## TASK GOAL
Review the material and extract every line in which the word "email" occurs.

Dataset records:
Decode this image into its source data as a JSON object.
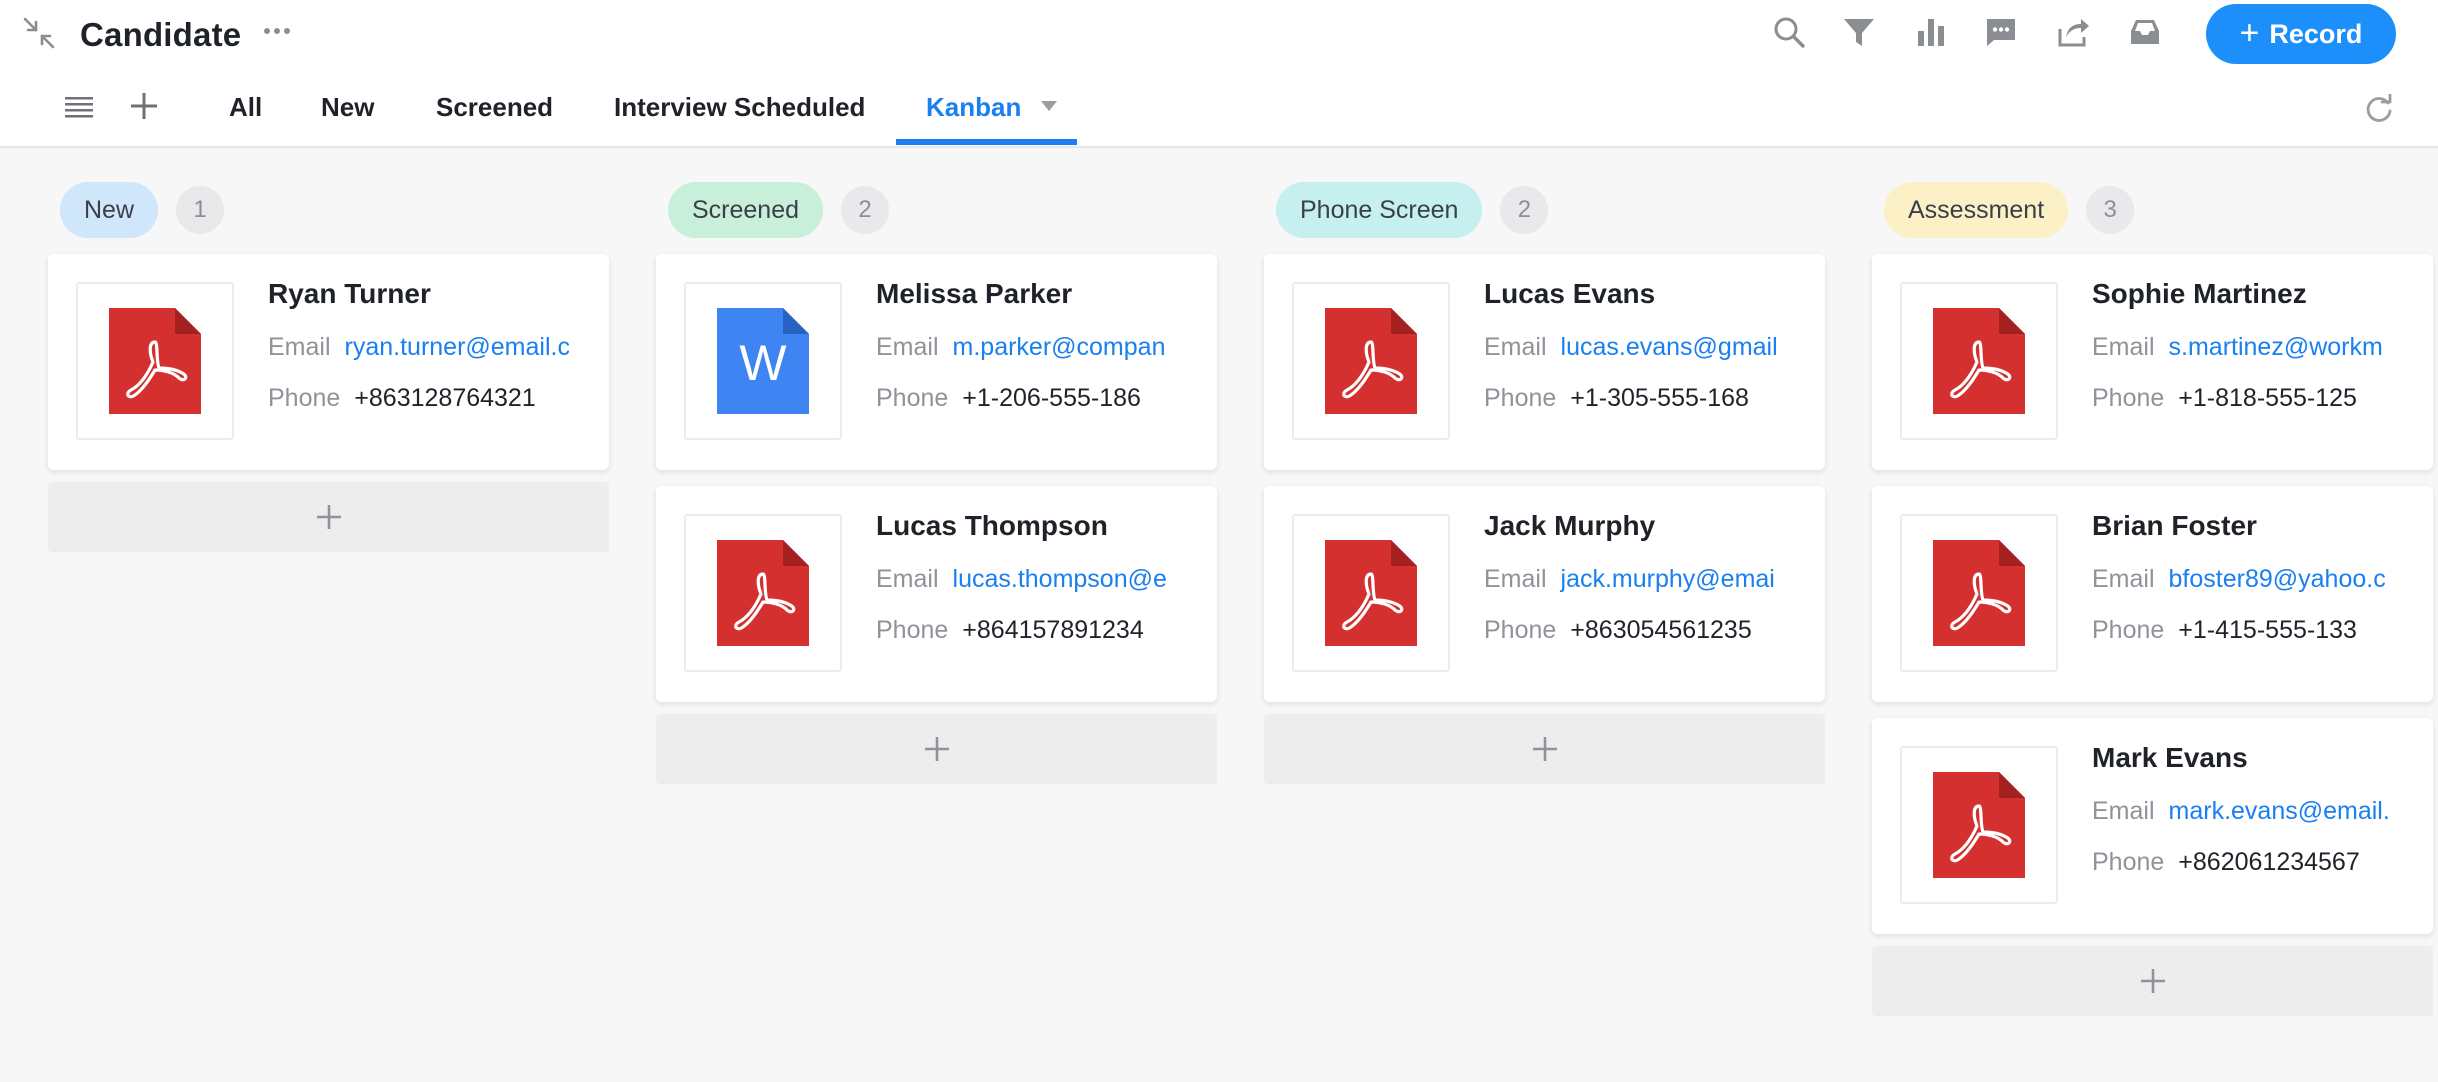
{
  "header": {
    "title": "Candidate",
    "record_button": "Record",
    "tabs": [
      {
        "label": "All"
      },
      {
        "label": "New"
      },
      {
        "label": "Screened"
      },
      {
        "label": "Interview Scheduled"
      },
      {
        "label": "Kanban",
        "active": true
      }
    ],
    "tool_icons": [
      "search-icon",
      "filter-icon",
      "chart-icon",
      "comment-icon",
      "share-icon",
      "inbox-icon"
    ]
  },
  "colors": {
    "accent": "#1d8ffb",
    "pdf_red": "#d43030",
    "word_blue": "#3e85f3"
  },
  "board": {
    "field_labels": {
      "email": "Email",
      "phone": "Phone"
    },
    "columns": [
      {
        "status": "New",
        "count": "1",
        "pill_color": "#cfe6fb",
        "cards": [
          {
            "name": "Ryan Turner",
            "email": "ryan.turner@email.c",
            "phone": "+863128764321",
            "file": "pdf"
          }
        ]
      },
      {
        "status": "Screened",
        "count": "2",
        "pill_color": "#c8efd9",
        "cards": [
          {
            "name": "Melissa Parker",
            "email": "m.parker@compan",
            "phone": "+1-206-555-186",
            "file": "word"
          },
          {
            "name": "Lucas Thompson",
            "email": "lucas.thompson@e",
            "phone": "+864157891234",
            "file": "pdf"
          }
        ]
      },
      {
        "status": "Phone Screen",
        "count": "2",
        "pill_color": "#c6eff0",
        "cards": [
          {
            "name": "Lucas Evans",
            "email": "lucas.evans@gmail",
            "phone": "+1-305-555-168",
            "file": "pdf"
          },
          {
            "name": "Jack Murphy",
            "email": "jack.murphy@emai",
            "phone": "+863054561235",
            "file": "pdf"
          }
        ]
      },
      {
        "status": "Assessment",
        "count": "3",
        "pill_color": "#fcf0c6",
        "cards": [
          {
            "name": "Sophie Martinez",
            "email": "s.martinez@workm",
            "phone": "+1-818-555-125",
            "file": "pdf"
          },
          {
            "name": "Brian Foster",
            "email": "bfoster89@yahoo.c",
            "phone": "+1-415-555-133",
            "file": "pdf"
          },
          {
            "name": "Mark Evans",
            "email": "mark.evans@email.",
            "phone": "+862061234567",
            "file": "pdf"
          }
        ]
      }
    ]
  }
}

## THE COMPLETED TASK
      "email": "Email",
            "email": "ryan.turner@email.c",
            "email": "m.parker@compan",
            "email": "lucas.thompson@e",
            "email": "lucas.evans@gmail",
            "email": "jack.murphy@emai",
            "email": "s.martinez@workm",
            "email": "bfoster89@yahoo.c",
            "email": "mark.evans@email.",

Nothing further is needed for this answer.